STATED TASK:
Pictures do not belong in your copy. Repeat all the other data exactly.

**** PROVIDED MATERIAL ****

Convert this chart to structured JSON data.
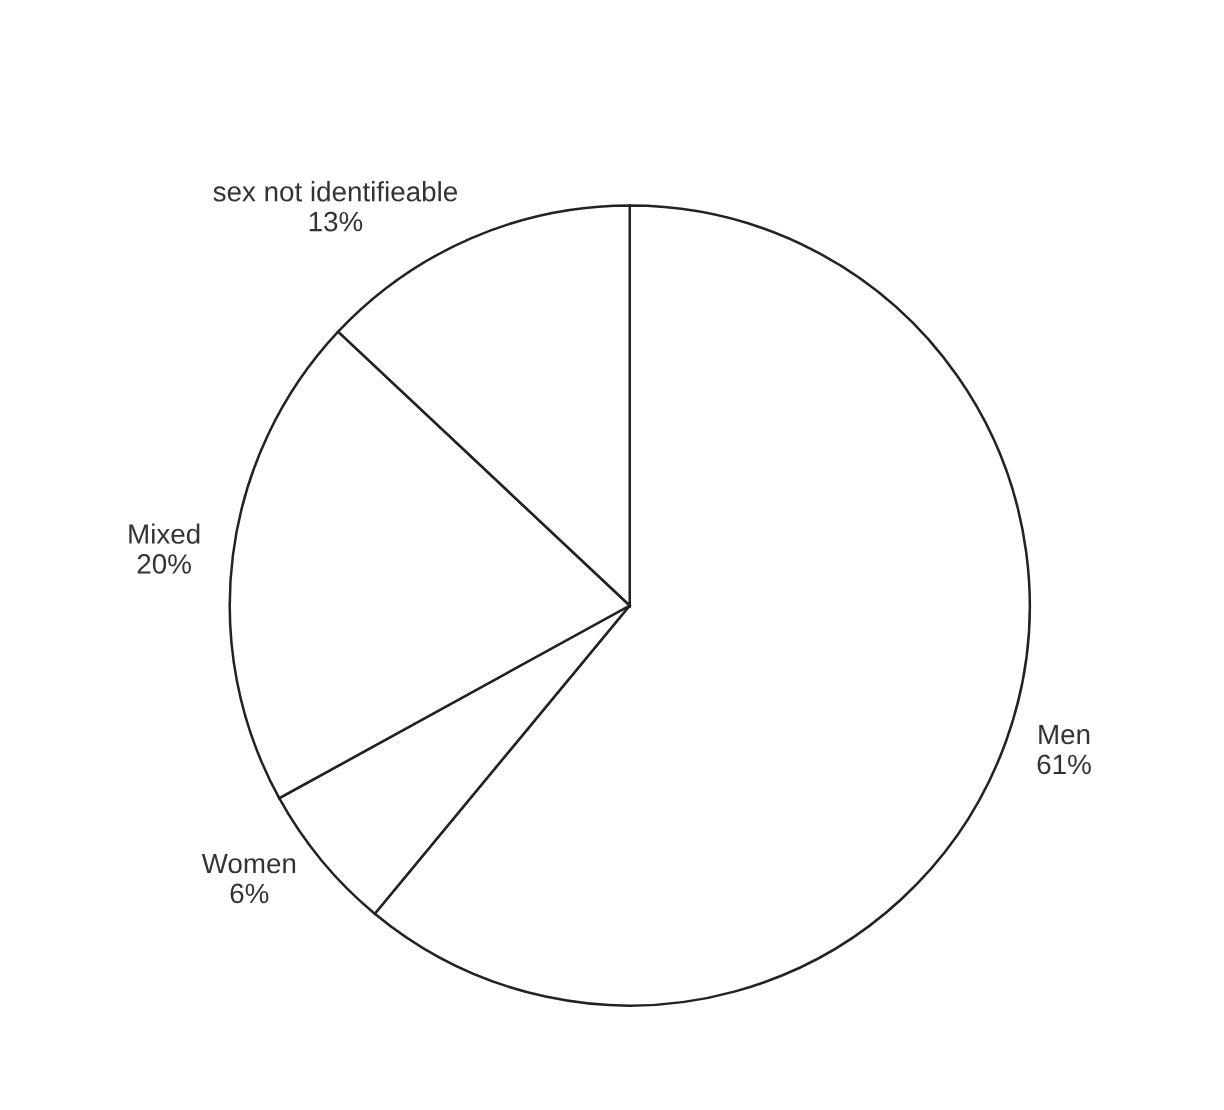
{
  "chart_data": {
    "type": "pie",
    "categories": [
      "Men",
      "Women",
      "Mixed",
      "sex not identifieable"
    ],
    "values": [
      61,
      6,
      20,
      13
    ],
    "value_labels": [
      "61%",
      "6%",
      "20%",
      "13%"
    ],
    "colors": [
      "#ffffff",
      "#ffffff",
      "#ffffff",
      "#ffffff"
    ]
  }
}
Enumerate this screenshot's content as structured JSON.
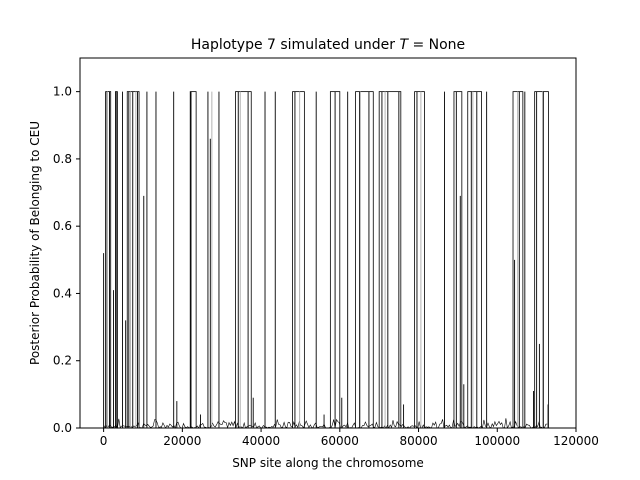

****

REPLY:
Convert this chart to structured JSON data.
{
  "chart_data": {
    "type": "pie",
    "categories": [
      "Men",
      "Women",
      "Mixed",
      "sex not identifieable"
    ],
    "values": [
      61,
      6,
      20,
      13
    ],
    "value_labels": [
      "61%",
      "6%",
      "20%",
      "13%"
    ],
    "colors": [
      "#ffffff",
      "#ffffff",
      "#ffffff",
      "#ffffff"
    ]
  }
}
Enumerate this screenshot's content as structured JSON.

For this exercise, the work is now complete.